STATED GOAL: Would you transcribe all of the data exactly, down to the last character?

------------------------------------------------

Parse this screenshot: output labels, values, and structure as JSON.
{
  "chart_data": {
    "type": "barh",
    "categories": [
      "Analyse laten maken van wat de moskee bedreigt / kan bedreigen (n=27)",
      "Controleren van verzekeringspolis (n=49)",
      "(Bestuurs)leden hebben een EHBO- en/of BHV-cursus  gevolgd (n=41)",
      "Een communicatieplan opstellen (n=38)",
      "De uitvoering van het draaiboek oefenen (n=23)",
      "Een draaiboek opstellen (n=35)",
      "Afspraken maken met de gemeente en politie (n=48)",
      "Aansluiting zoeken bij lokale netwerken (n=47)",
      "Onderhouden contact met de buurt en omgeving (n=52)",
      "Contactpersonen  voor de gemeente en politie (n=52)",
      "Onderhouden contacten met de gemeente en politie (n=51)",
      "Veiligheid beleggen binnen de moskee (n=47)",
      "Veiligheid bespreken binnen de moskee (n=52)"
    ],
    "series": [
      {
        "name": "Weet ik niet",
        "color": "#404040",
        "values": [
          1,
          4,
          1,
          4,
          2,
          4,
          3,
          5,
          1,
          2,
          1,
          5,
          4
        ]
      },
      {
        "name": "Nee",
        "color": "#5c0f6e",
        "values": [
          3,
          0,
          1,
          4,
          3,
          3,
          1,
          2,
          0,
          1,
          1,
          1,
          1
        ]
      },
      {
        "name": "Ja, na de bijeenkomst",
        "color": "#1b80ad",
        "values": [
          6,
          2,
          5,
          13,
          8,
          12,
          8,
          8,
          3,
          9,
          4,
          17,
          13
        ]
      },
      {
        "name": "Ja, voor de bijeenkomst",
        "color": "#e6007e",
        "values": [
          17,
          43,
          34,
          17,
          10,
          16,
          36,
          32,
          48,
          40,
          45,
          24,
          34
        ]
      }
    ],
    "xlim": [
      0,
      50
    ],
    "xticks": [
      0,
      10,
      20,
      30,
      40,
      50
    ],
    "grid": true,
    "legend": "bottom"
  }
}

------------------------------------------------

WRITTEN ANSWER:
Parse this screenshot: output labels, values, and structure as JSON.
{
  "chart_data": {
    "type": "barh",
    "categories": [
      "Analyse laten maken van wat de moskee bedreigt / kan bedreigen (n=27)",
      "Controleren van verzekeringspolis (n=49)",
      "(Bestuurs)leden hebben een EHBO- en/of BHV-cursus  gevolgd (n=41)",
      "Een communicatieplan opstellen (n=38)",
      "De uitvoering van het draaiboek oefenen (n=23)",
      "Een draaiboek opstellen (n=35)",
      "Afspraken maken met de gemeente en politie (n=48)",
      "Aansluiting zoeken bij lokale netwerken (n=47)",
      "Onderhouden contact met de buurt en omgeving (n=52)",
      "Contactpersonen  voor de gemeente en politie (n=52)",
      "Onderhouden contacten met de gemeente en politie (n=51)",
      "Veiligheid beleggen binnen de moskee (n=47)",
      "Veiligheid bespreken binnen de moskee (n=52)"
    ],
    "series": [
      {
        "name": "Weet ik niet",
        "color": "#404040",
        "values": [
          1,
          4,
          1,
          4,
          2,
          4,
          3,
          5,
          1,
          2,
          1,
          5,
          4
        ]
      },
      {
        "name": "Nee",
        "color": "#5c0f6e",
        "values": [
          3,
          0,
          1,
          4,
          3,
          3,
          1,
          2,
          0,
          1,
          1,
          1,
          1
        ]
      },
      {
        "name": "Ja, na de bijeenkomst",
        "color": "#1b80ad",
        "values": [
          6,
          2,
          5,
          13,
          8,
          12,
          8,
          8,
          3,
          9,
          4,
          17,
          13
        ]
      },
      {
        "name": "Ja, voor de bijeenkomst",
        "color": "#e6007e",
        "values": [
          17,
          43,
          34,
          17,
          10,
          16,
          36,
          32,
          48,
          40,
          45,
          24,
          34
        ]
      }
    ],
    "xlim": [
      0,
      50
    ],
    "xticks": [
      0,
      10,
      20,
      30,
      40,
      50
    ],
    "grid": true,
    "legend": "bottom"
  }
}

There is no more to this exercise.